START Records for processing

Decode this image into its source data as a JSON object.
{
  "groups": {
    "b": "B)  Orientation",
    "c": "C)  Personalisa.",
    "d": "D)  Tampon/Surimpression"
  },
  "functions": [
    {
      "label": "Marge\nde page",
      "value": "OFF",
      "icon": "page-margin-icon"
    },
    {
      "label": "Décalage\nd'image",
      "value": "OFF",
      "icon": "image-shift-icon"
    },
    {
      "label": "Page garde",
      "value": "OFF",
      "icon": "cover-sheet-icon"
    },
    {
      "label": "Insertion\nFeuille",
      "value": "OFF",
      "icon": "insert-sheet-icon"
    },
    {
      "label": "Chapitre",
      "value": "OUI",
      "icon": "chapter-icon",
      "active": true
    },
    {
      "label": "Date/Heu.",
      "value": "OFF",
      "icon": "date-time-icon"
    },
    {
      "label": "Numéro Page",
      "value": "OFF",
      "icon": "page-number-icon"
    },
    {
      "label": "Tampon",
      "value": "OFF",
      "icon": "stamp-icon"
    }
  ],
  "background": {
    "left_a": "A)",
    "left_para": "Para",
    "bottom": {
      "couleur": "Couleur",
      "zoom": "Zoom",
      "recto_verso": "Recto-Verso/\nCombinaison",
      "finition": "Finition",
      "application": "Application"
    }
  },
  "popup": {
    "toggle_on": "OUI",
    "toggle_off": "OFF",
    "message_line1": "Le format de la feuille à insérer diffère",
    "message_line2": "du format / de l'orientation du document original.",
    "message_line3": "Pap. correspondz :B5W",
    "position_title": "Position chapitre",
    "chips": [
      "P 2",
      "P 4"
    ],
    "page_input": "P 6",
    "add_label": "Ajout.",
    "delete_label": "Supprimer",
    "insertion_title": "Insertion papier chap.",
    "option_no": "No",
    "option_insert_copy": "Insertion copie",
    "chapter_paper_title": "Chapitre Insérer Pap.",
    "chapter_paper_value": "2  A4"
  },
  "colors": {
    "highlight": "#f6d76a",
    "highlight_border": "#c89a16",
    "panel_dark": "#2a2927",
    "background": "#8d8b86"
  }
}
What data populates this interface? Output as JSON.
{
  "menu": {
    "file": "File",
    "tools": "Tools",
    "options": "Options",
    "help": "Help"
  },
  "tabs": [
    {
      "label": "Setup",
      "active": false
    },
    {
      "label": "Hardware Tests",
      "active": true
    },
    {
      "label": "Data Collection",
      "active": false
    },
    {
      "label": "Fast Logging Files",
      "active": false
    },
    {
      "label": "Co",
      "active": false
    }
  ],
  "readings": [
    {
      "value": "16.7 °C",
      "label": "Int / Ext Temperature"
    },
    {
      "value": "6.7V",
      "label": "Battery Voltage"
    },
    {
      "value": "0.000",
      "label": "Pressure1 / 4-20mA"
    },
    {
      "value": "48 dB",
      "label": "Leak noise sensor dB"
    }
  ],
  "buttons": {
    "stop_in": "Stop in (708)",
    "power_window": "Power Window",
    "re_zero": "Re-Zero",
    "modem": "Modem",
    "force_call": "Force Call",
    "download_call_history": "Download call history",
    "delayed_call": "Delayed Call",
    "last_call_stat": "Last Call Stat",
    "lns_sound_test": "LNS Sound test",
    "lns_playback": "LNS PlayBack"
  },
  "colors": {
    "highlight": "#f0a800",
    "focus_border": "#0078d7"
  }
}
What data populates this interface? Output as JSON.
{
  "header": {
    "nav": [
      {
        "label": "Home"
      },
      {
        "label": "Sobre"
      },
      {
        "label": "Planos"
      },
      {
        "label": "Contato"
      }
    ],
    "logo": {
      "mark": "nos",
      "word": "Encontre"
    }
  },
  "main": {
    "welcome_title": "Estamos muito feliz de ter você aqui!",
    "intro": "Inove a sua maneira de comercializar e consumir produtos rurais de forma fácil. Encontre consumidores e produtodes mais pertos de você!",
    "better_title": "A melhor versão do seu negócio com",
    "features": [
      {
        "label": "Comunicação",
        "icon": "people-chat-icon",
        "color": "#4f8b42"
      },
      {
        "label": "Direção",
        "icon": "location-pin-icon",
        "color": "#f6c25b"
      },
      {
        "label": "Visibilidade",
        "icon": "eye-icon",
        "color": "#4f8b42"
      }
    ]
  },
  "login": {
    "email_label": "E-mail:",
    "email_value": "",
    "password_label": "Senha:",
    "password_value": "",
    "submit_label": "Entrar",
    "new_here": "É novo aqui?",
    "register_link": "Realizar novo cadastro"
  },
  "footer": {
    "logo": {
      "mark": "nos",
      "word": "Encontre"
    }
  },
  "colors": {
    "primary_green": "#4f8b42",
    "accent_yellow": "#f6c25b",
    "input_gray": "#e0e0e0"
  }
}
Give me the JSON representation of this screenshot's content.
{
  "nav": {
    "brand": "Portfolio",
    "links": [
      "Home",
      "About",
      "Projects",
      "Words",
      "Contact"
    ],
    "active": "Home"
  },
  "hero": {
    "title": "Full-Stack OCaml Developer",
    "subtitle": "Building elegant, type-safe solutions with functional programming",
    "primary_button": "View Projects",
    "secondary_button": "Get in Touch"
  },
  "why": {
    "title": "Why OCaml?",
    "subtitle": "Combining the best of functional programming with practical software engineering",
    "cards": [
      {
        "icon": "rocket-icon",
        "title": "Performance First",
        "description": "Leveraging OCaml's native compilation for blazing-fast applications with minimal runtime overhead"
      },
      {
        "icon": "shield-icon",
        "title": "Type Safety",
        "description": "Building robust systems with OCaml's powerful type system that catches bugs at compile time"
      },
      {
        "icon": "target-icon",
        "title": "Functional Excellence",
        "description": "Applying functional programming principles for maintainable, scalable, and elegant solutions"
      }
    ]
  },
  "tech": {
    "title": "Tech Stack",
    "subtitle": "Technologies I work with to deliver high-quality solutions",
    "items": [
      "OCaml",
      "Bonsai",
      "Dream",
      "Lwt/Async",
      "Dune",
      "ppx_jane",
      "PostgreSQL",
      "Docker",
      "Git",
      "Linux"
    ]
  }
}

END Records for processing

**Given task:** Print out the whole listing exactly as it appears.

**Solved problem:**
Decode this image into its source data as a JSON object.
{
  "groups": {
    "b": "B)  Orientation",
    "c": "C)  Personalisa.",
    "d": "D)  Tampon/Surimpression"
  },
  "functions": [
    {
      "label": "Marge\nde page",
      "value": "OFF",
      "icon": "page-margin-icon"
    },
    {
      "label": "Décalage\nd'image",
      "value": "OFF",
      "icon": "image-shift-icon"
    },
    {
      "label": "Page garde",
      "value": "OFF",
      "icon": "cover-sheet-icon"
    },
    {
      "label": "Insertion\nFeuille",
      "value": "OFF",
      "icon": "insert-sheet-icon"
    },
    {
      "label": "Chapitre",
      "value": "OUI",
      "icon": "chapter-icon",
      "active": true
    },
    {
      "label": "Date/Heu.",
      "value": "OFF",
      "icon": "date-time-icon"
    },
    {
      "label": "Numéro Page",
      "value": "OFF",
      "icon": "page-number-icon"
    },
    {
      "label": "Tampon",
      "value": "OFF",
      "icon": "stamp-icon"
    }
  ],
  "background": {
    "left_a": "A)",
    "left_para": "Para",
    "bottom": {
      "couleur": "Couleur",
      "zoom": "Zoom",
      "recto_verso": "Recto-Verso/\nCombinaison",
      "finition": "Finition",
      "application": "Application"
    }
  },
  "popup": {
    "toggle_on": "OUI",
    "toggle_off": "OFF",
    "message_line1": "Le format de la feuille à insérer diffère",
    "message_line2": "du format / de l'orientation du document original.",
    "message_line3": "Pap. correspondz :B5W",
    "position_title": "Position chapitre",
    "chips": [
      "P 2",
      "P 4"
    ],
    "page_input": "P 6",
    "add_label": "Ajout.",
    "delete_label": "Supprimer",
    "insertion_title": "Insertion papier chap.",
    "option_no": "No",
    "option_insert_copy": "Insertion copie",
    "chapter_paper_title": "Chapitre Insérer Pap.",
    "chapter_paper_value": "2  A4"
  },
  "colors": {
    "highlight": "#f6d76a",
    "highlight_border": "#c89a16",
    "panel_dark": "#2a2927",
    "background": "#8d8b86"
  }
}
What data populates this interface? Output as JSON.
{
  "menu": {
    "file": "File",
    "tools": "Tools",
    "options": "Options",
    "help": "Help"
  },
  "tabs": [
    {
      "label": "Setup",
      "active": false
    },
    {
      "label": "Hardware Tests",
      "active": true
    },
    {
      "label": "Data Collection",
      "active": false
    },
    {
      "label": "Fast Logging Files",
      "active": false
    },
    {
      "label": "Co",
      "active": false
    }
  ],
  "readings": [
    {
      "value": "16.7 °C",
      "label": "Int / Ext Temperature"
    },
    {
      "value": "6.7V",
      "label": "Battery Voltage"
    },
    {
      "value": "0.000",
      "label": "Pressure1 / 4-20mA"
    },
    {
      "value": "48 dB",
      "label": "Leak noise sensor dB"
    }
  ],
  "buttons": {
    "stop_in": "Stop in (708)",
    "power_window": "Power Window",
    "re_zero": "Re-Zero",
    "modem": "Modem",
    "force_call": "Force Call",
    "download_call_history": "Download call history",
    "delayed_call": "Delayed Call",
    "last_call_stat": "Last Call Stat",
    "lns_sound_test": "LNS Sound test",
    "lns_playback": "LNS PlayBack"
  },
  "colors": {
    "highlight": "#f0a800",
    "focus_border": "#0078d7"
  }
}
What data populates this interface? Output as JSON.
{
  "header": {
    "nav": [
      {
        "label": "Home"
      },
      {
        "label": "Sobre"
      },
      {
        "label": "Planos"
      },
      {
        "label": "Contato"
      }
    ],
    "logo": {
      "mark": "nos",
      "word": "Encontre"
    }
  },
  "main": {
    "welcome_title": "Estamos muito feliz de ter você aqui!",
    "intro": "Inove a sua maneira de comercializar e consumir produtos rurais de forma fácil. Encontre consumidores e produtodes mais pertos de você!",
    "better_title": "A melhor versão do seu negócio com",
    "features": [
      {
        "label": "Comunicação",
        "icon": "people-chat-icon",
        "color": "#4f8b42"
      },
      {
        "label": "Direção",
        "icon": "location-pin-icon",
        "color": "#f6c25b"
      },
      {
        "label": "Visibilidade",
        "icon": "eye-icon",
        "color": "#4f8b42"
      }
    ]
  },
  "login": {
    "email_label": "E-mail:",
    "email_value": "",
    "password_label": "Senha:",
    "password_value": "",
    "submit_label": "Entrar",
    "new_here": "É novo aqui?",
    "register_link": "Realizar novo cadastro"
  },
  "footer": {
    "logo": {
      "mark": "nos",
      "word": "Encontre"
    }
  },
  "colors": {
    "primary_green": "#4f8b42",
    "accent_yellow": "#f6c25b",
    "input_gray": "#e0e0e0"
  }
}
Give me the JSON representation of this screenshot's content.
{
  "nav": {
    "brand": "Portfolio",
    "links": [
      "Home",
      "About",
      "Projects",
      "Words",
      "Contact"
    ],
    "active": "Home"
  },
  "hero": {
    "title": "Full-Stack OCaml Developer",
    "subtitle": "Building elegant, type-safe solutions with functional programming",
    "primary_button": "View Projects",
    "secondary_button": "Get in Touch"
  },
  "why": {
    "title": "Why OCaml?",
    "subtitle": "Combining the best of functional programming with practical software engineering",
    "cards": [
      {
        "icon": "rocket-icon",
        "title": "Performance First",
        "description": "Leveraging OCaml's native compilation for blazing-fast applications with minimal runtime overhead"
      },
      {
        "icon": "shield-icon",
        "title": "Type Safety",
        "description": "Building robust systems with OCaml's powerful type system that catches bugs at compile time"
      },
      {
        "icon": "target-icon",
        "title": "Functional Excellence",
        "description": "Applying functional programming principles for maintainable, scalable, and elegant solutions"
      }
    ]
  },
  "tech": {
    "title": "Tech Stack",
    "subtitle": "Technologies I work with to deliver high-quality solutions",
    "items": [
      "OCaml",
      "Bonsai",
      "Dream",
      "Lwt/Async",
      "Dune",
      "ppx_jane",
      "PostgreSQL",
      "Docker",
      "Git",
      "Linux"
    ]
  }
}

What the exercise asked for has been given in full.